- [Work to be completed]: Throughout the material, some lines may have the word "Knicklängenbeiwert". Count them and give the number only.

- [Data extracts]:
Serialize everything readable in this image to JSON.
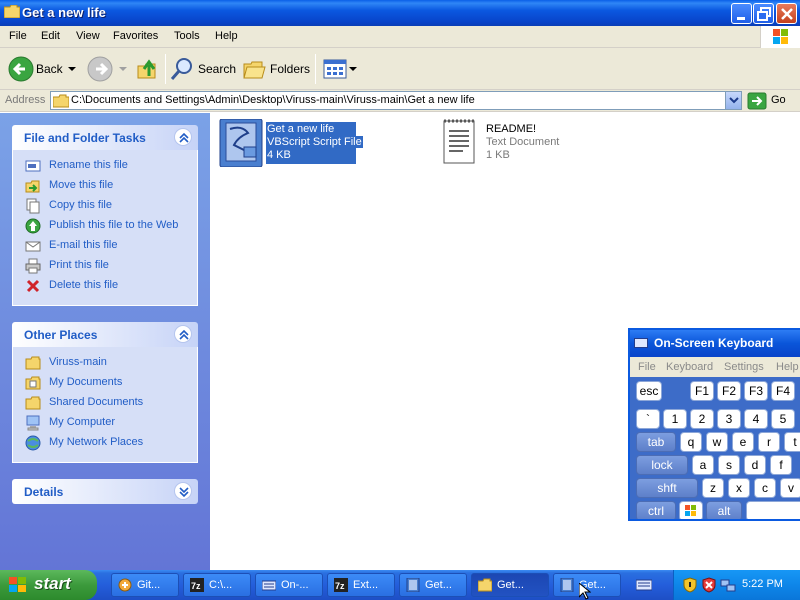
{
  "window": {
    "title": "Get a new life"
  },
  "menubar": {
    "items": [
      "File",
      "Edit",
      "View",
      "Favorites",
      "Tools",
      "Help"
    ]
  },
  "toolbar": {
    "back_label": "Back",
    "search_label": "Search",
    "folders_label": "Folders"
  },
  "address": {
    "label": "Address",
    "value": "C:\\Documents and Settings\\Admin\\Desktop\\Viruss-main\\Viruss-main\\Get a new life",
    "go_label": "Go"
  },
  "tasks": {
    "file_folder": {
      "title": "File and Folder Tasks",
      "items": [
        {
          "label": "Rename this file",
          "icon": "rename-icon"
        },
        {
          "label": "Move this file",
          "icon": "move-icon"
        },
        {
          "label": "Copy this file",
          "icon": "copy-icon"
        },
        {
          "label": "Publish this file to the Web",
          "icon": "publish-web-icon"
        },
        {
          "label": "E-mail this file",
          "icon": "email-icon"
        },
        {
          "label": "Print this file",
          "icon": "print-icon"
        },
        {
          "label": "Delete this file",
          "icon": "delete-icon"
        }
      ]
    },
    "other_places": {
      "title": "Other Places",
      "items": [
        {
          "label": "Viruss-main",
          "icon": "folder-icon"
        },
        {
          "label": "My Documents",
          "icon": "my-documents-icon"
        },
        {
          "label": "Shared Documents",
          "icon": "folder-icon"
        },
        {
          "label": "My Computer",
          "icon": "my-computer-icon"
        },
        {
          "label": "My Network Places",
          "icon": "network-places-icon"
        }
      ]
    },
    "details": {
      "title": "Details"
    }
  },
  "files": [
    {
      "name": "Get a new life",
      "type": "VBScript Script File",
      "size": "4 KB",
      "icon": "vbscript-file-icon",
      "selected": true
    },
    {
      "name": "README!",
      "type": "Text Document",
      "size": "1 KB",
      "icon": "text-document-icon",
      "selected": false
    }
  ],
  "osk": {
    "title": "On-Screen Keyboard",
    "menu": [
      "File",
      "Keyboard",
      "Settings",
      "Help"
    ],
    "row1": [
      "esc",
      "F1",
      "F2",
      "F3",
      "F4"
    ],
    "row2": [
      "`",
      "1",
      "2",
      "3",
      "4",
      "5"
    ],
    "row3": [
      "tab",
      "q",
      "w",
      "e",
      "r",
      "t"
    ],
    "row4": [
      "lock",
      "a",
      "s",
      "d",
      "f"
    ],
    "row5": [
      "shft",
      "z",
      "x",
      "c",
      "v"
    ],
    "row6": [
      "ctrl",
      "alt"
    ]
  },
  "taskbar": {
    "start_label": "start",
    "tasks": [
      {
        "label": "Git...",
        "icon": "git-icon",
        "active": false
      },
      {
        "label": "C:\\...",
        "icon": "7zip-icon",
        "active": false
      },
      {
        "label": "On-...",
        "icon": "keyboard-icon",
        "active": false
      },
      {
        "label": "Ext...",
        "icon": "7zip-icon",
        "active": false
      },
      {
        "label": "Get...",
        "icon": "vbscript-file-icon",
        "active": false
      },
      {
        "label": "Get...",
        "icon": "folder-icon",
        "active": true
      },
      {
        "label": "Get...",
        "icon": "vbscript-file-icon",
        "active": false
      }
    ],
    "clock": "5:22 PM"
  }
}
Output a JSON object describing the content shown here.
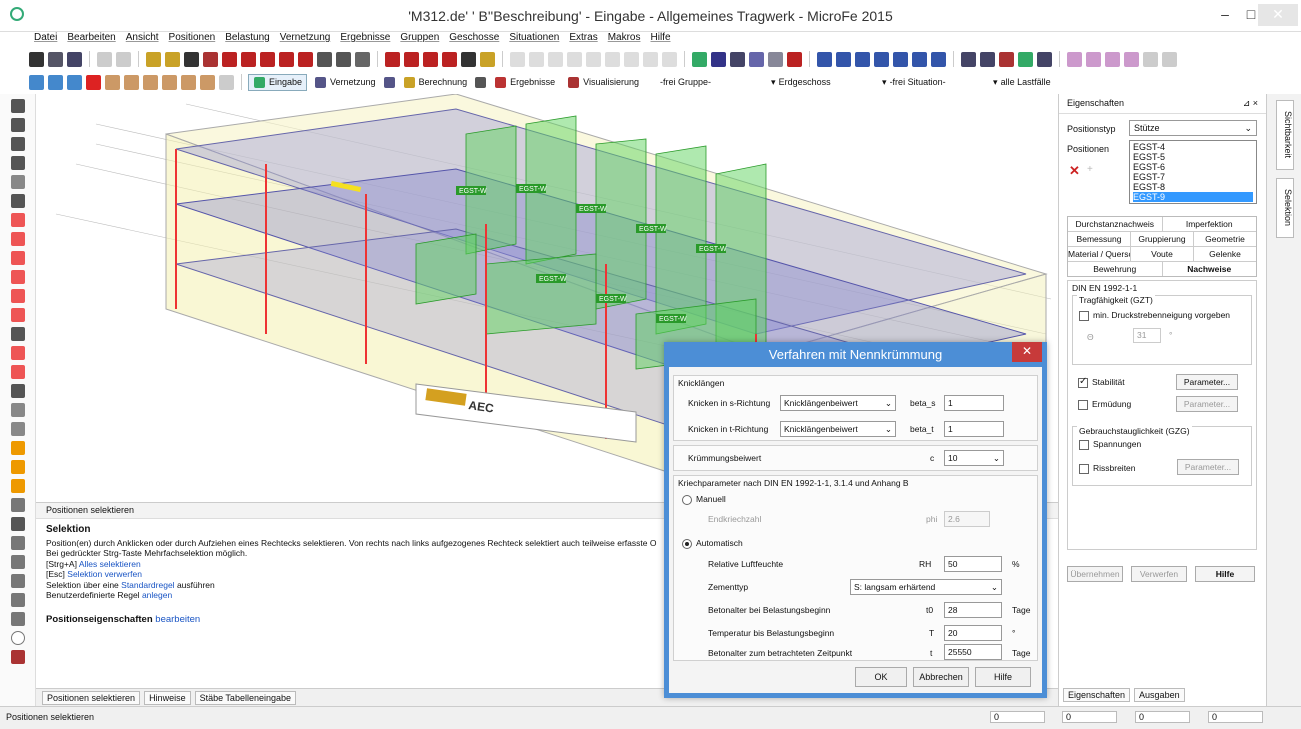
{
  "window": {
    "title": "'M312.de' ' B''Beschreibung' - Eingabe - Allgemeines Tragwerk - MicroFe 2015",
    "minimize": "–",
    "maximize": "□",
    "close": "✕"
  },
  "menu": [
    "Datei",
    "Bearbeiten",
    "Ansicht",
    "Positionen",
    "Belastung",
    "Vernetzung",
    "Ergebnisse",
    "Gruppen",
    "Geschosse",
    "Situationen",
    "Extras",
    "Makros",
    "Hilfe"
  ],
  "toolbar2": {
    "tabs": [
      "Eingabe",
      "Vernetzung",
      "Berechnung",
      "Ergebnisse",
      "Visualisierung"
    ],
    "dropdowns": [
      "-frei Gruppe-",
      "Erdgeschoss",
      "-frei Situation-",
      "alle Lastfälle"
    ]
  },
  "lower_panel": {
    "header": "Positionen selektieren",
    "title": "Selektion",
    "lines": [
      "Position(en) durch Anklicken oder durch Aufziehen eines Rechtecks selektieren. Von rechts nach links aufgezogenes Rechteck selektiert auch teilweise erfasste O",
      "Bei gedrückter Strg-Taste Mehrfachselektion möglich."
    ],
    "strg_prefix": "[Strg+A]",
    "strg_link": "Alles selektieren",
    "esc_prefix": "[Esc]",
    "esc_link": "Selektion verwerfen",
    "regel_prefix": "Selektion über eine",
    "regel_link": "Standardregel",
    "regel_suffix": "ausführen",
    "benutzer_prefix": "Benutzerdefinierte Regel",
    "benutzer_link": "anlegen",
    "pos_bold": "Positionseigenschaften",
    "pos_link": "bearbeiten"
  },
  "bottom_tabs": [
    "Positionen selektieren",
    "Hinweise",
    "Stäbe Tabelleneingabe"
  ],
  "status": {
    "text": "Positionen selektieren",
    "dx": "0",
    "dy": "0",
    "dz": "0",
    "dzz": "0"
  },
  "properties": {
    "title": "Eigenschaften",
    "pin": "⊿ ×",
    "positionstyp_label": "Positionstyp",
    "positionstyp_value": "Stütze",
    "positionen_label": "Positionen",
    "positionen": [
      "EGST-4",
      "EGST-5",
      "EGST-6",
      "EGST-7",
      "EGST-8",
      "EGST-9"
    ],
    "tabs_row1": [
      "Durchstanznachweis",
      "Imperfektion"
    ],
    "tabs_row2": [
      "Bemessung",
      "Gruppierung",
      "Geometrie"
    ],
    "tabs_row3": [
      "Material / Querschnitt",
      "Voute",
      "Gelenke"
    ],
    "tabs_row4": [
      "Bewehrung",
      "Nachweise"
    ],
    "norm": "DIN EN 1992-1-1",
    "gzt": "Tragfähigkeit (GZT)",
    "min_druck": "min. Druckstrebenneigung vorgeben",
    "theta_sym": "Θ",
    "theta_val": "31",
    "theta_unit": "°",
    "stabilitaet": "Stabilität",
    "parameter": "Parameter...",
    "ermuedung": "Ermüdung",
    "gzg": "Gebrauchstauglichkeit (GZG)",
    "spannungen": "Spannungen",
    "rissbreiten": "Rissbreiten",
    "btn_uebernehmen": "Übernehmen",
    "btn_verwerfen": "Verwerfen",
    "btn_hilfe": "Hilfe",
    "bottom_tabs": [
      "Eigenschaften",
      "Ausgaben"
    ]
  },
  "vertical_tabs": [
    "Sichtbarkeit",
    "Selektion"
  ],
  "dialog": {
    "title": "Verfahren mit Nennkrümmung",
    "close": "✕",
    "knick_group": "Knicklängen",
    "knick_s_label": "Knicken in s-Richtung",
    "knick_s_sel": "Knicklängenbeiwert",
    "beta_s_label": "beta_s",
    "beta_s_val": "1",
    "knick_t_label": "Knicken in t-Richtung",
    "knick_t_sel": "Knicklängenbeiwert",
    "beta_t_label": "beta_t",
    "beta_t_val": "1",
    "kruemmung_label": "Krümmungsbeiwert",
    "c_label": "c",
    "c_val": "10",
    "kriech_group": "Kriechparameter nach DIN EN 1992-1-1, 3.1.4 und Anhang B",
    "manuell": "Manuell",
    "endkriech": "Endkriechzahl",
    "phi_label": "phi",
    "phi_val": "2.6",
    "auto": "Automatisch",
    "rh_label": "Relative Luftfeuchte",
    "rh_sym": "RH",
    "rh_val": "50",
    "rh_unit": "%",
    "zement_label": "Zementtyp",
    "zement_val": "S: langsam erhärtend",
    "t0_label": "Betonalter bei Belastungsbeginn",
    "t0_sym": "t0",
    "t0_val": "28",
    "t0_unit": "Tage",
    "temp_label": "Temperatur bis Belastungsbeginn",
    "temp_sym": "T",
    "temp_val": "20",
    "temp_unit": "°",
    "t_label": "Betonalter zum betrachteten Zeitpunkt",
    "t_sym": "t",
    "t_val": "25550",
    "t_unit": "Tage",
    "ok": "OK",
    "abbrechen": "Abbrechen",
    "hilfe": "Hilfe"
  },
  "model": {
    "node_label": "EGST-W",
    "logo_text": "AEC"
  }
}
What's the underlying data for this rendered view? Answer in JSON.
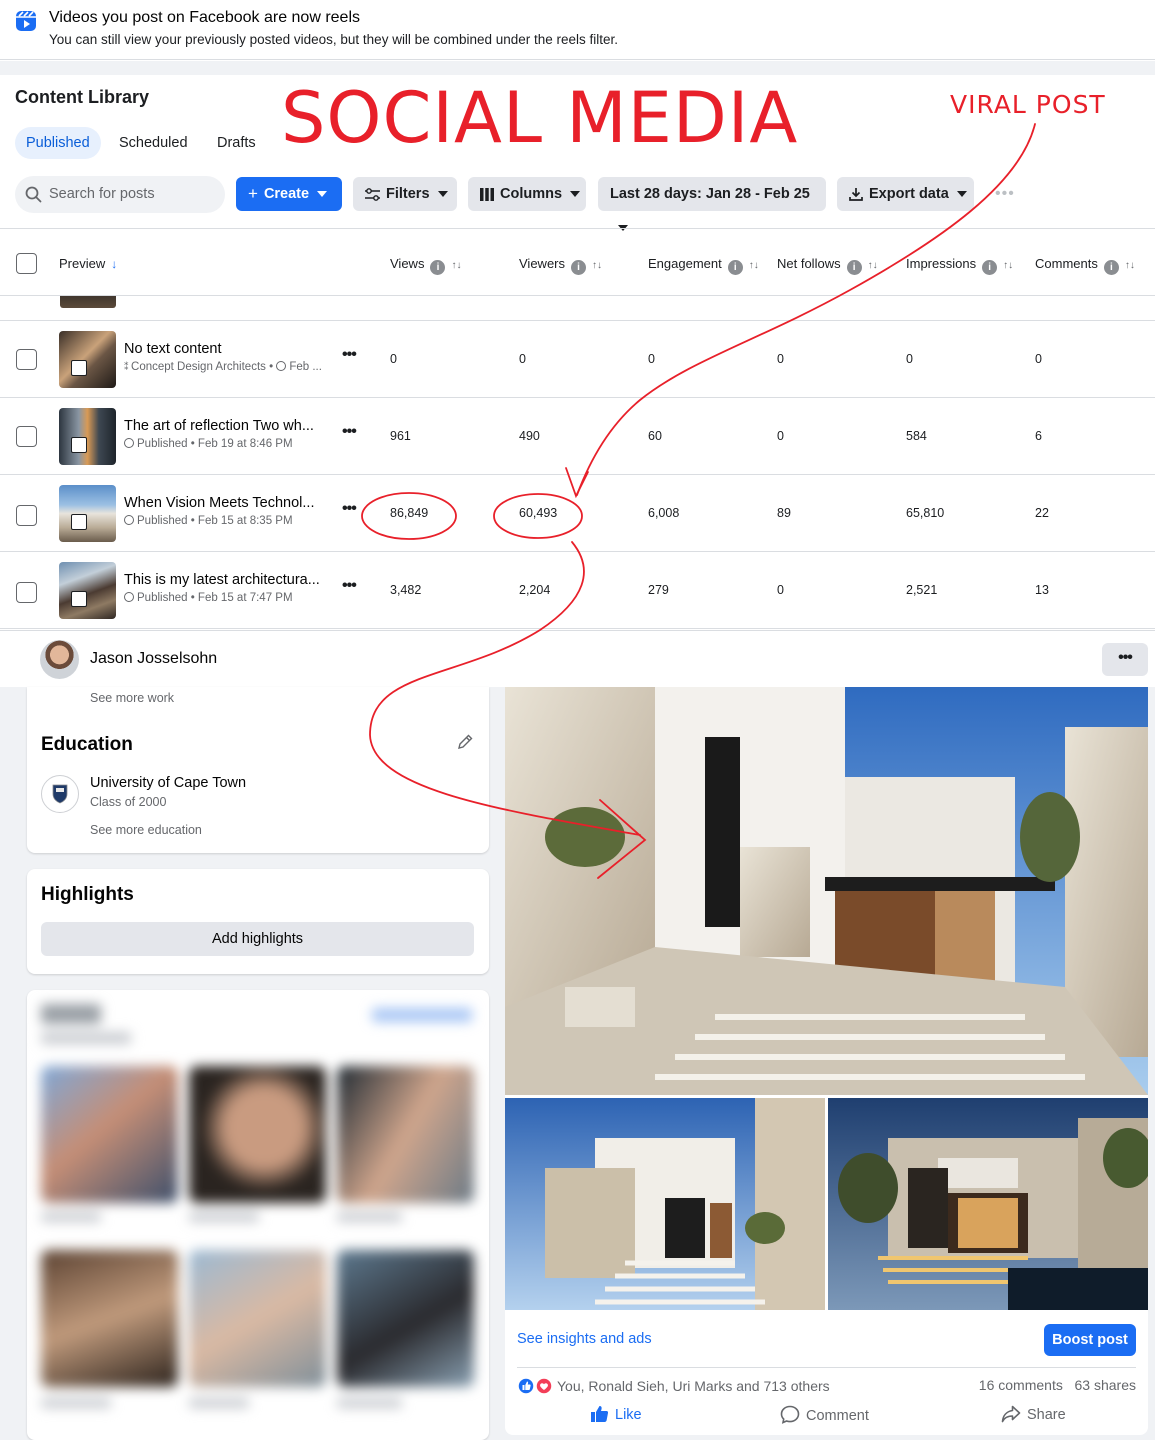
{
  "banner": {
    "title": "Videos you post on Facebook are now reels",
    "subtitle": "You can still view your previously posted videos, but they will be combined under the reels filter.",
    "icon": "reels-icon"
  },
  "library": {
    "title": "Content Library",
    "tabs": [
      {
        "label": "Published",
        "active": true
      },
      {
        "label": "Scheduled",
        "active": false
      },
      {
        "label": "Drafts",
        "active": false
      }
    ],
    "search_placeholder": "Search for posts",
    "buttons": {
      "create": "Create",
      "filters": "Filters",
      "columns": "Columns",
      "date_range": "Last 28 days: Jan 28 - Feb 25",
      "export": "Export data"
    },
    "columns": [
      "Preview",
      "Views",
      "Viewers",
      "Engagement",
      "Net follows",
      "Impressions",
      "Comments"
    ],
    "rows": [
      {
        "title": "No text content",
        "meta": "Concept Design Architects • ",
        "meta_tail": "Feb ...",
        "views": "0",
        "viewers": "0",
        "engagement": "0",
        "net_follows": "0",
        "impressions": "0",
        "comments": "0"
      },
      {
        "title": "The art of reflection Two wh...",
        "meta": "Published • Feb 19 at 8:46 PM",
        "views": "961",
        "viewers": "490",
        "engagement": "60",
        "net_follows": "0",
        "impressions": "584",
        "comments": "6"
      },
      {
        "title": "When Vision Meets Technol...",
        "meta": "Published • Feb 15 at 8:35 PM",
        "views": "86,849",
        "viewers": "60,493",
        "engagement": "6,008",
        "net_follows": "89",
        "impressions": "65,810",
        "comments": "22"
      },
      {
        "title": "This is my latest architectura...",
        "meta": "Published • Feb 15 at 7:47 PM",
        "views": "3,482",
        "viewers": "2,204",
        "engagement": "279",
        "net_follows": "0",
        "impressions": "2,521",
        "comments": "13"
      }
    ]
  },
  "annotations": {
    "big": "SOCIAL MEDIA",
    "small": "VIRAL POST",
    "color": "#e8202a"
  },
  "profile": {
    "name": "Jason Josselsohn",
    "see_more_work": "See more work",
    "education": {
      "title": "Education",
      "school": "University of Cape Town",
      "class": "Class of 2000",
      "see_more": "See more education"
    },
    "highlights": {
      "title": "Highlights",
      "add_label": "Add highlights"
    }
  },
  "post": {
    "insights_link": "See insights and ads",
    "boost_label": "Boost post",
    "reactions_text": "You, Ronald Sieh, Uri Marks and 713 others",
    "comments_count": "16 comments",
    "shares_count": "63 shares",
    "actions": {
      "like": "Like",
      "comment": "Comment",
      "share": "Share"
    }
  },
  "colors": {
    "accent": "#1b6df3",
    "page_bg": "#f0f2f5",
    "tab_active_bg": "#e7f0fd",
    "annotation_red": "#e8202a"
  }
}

- [Solution]: 2